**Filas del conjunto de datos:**

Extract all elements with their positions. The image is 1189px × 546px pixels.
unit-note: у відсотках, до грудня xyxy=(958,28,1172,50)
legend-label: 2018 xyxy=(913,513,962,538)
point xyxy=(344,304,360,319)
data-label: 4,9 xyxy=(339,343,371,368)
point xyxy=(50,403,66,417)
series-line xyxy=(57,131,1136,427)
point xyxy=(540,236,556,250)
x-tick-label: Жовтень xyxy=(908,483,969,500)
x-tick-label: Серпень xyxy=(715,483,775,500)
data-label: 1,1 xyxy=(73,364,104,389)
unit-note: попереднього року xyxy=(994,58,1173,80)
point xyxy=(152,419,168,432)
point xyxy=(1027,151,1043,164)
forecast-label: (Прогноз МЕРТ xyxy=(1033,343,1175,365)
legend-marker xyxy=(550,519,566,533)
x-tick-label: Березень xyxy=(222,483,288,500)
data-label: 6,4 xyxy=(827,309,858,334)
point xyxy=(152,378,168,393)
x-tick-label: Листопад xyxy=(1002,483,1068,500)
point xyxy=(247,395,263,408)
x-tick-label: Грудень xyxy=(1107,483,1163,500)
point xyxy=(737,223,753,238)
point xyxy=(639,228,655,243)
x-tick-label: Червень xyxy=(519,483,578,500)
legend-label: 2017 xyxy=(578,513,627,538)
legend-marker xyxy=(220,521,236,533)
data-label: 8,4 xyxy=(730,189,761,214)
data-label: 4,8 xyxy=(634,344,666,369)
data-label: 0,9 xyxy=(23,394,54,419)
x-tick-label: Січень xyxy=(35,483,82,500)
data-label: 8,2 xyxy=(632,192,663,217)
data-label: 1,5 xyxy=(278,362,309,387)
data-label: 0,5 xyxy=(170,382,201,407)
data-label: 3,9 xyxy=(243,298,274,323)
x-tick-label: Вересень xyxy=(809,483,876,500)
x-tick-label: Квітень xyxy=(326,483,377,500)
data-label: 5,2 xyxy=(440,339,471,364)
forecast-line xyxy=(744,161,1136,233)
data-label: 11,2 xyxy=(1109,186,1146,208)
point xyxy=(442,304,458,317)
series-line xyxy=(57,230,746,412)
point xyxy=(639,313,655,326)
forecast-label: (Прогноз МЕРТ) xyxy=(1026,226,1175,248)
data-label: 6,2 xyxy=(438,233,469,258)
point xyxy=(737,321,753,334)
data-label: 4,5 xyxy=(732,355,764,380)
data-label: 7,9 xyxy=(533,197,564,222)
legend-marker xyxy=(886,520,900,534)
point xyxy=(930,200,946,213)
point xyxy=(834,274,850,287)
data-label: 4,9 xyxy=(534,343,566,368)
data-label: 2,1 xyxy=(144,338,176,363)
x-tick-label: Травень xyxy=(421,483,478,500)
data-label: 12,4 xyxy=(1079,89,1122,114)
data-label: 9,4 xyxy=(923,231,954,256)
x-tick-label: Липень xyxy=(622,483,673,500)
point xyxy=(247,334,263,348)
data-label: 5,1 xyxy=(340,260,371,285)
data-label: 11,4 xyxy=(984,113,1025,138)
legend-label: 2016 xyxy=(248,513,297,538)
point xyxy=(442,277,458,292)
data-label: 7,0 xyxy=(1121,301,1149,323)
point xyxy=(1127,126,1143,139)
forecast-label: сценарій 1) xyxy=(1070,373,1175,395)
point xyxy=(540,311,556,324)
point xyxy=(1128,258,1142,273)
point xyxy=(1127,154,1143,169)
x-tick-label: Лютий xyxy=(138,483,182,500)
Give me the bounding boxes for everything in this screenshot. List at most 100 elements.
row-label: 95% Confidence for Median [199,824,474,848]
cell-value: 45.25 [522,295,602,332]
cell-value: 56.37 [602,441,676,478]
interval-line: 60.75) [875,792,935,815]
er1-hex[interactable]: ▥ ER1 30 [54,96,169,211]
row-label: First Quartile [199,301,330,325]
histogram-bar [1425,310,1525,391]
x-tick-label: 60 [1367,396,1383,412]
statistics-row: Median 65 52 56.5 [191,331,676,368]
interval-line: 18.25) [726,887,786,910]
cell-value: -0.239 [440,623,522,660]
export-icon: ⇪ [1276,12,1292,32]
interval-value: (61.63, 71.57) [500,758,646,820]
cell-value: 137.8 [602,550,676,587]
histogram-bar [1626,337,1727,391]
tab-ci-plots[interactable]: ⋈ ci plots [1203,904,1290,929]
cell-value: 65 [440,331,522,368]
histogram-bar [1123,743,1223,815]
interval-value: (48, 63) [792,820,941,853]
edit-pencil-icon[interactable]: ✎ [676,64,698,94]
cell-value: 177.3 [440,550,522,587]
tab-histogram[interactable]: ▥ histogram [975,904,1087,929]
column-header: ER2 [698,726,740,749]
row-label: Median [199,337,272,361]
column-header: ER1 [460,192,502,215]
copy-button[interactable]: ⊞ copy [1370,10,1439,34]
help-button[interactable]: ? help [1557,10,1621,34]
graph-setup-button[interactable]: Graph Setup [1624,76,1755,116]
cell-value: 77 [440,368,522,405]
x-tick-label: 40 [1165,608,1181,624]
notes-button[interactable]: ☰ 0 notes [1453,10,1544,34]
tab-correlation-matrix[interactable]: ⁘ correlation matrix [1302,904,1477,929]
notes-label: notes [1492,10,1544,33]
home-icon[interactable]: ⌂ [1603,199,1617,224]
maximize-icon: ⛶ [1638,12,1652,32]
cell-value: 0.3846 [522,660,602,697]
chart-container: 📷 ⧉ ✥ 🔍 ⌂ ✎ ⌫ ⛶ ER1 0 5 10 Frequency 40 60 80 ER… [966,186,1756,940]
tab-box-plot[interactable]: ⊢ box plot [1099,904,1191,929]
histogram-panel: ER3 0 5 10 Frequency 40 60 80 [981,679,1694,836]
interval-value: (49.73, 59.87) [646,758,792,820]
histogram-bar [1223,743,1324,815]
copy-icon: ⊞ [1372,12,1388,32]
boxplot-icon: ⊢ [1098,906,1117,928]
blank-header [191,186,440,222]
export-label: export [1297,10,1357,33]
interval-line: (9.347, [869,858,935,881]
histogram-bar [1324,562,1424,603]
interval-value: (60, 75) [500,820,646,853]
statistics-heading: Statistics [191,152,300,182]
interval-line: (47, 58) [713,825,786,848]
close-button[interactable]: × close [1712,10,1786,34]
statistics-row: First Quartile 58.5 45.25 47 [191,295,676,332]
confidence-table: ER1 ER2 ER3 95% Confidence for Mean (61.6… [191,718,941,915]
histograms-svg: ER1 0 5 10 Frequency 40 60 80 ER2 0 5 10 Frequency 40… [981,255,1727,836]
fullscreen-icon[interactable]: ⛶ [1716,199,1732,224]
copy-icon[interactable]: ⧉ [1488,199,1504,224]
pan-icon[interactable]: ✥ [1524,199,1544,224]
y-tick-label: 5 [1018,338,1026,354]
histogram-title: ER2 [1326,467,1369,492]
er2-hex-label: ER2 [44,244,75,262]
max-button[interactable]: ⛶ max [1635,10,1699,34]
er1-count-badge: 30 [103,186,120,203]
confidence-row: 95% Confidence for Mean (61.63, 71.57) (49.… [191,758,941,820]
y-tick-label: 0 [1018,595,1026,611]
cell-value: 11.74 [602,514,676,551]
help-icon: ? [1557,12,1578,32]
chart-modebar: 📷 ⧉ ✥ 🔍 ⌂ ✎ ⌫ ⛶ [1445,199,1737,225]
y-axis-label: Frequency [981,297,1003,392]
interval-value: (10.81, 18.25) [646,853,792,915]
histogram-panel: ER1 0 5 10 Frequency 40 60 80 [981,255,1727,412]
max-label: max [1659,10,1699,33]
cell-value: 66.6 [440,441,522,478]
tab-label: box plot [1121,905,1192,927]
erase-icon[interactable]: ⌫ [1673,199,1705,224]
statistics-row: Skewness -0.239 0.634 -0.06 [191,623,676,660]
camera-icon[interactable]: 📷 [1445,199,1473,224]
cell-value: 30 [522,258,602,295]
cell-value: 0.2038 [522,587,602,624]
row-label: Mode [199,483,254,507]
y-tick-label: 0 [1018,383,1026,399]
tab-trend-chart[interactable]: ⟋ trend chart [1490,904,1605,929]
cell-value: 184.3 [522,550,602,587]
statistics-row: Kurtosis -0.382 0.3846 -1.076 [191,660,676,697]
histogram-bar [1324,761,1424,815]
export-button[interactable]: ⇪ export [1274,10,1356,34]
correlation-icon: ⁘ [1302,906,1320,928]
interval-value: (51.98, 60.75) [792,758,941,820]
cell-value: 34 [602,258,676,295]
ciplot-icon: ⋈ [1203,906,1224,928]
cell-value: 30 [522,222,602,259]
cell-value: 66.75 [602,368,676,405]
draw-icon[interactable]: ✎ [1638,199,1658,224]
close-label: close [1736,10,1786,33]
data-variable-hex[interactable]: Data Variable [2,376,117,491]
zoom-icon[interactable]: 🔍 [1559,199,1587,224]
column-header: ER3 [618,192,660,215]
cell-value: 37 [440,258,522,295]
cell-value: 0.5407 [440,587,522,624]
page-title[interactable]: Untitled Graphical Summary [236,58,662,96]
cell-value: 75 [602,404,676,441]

**En qué consiste:**
Copia de nuevo las líneas de los ítems desde la primera hasta la que contiene "forecast-line xyxy=(744,161,1136,233)", ambas incluidas, y sustituye "x-tick-label" por "x-axis-label" sin cambiar nada más.

**Respuesta:**
Extract all elements with their positions. The image is 1189px × 546px pixels.
unit-note: у відсотках, до грудня xyxy=(958,28,1172,50)
legend-label: 2018 xyxy=(913,513,962,538)
point xyxy=(344,304,360,319)
data-label: 4,9 xyxy=(339,343,371,368)
point xyxy=(50,403,66,417)
series-line xyxy=(57,131,1136,427)
point xyxy=(540,236,556,250)
x-axis-label: Жовтень xyxy=(908,483,969,500)
x-axis-label: Серпень xyxy=(715,483,775,500)
data-label: 1,1 xyxy=(73,364,104,389)
unit-note: попереднього року xyxy=(994,58,1173,80)
point xyxy=(152,419,168,432)
point xyxy=(1027,151,1043,164)
forecast-label: (Прогноз МЕРТ xyxy=(1033,343,1175,365)
legend-marker xyxy=(550,519,566,533)
x-axis-label: Березень xyxy=(222,483,288,500)
data-label: 6,4 xyxy=(827,309,858,334)
point xyxy=(152,378,168,393)
x-axis-label: Листопад xyxy=(1002,483,1068,500)
point xyxy=(247,395,263,408)
x-axis-label: Грудень xyxy=(1107,483,1163,500)
point xyxy=(737,223,753,238)
point xyxy=(639,228,655,243)
x-axis-label: Червень xyxy=(519,483,578,500)
legend-label: 2017 xyxy=(578,513,627,538)
legend-marker xyxy=(220,521,236,533)
data-label: 8,4 xyxy=(730,189,761,214)
data-label: 4,8 xyxy=(634,344,666,369)
data-label: 0,9 xyxy=(23,394,54,419)
x-axis-label: Січень xyxy=(35,483,82,500)
data-label: 8,2 xyxy=(632,192,663,217)
data-label: 1,5 xyxy=(278,362,309,387)
data-label: 0,5 xyxy=(170,382,201,407)
data-label: 3,9 xyxy=(243,298,274,323)
x-axis-label: Вересень xyxy=(809,483,876,500)
x-axis-label: Квітень xyxy=(326,483,377,500)
data-label: 5,2 xyxy=(440,339,471,364)
forecast-line xyxy=(744,161,1136,233)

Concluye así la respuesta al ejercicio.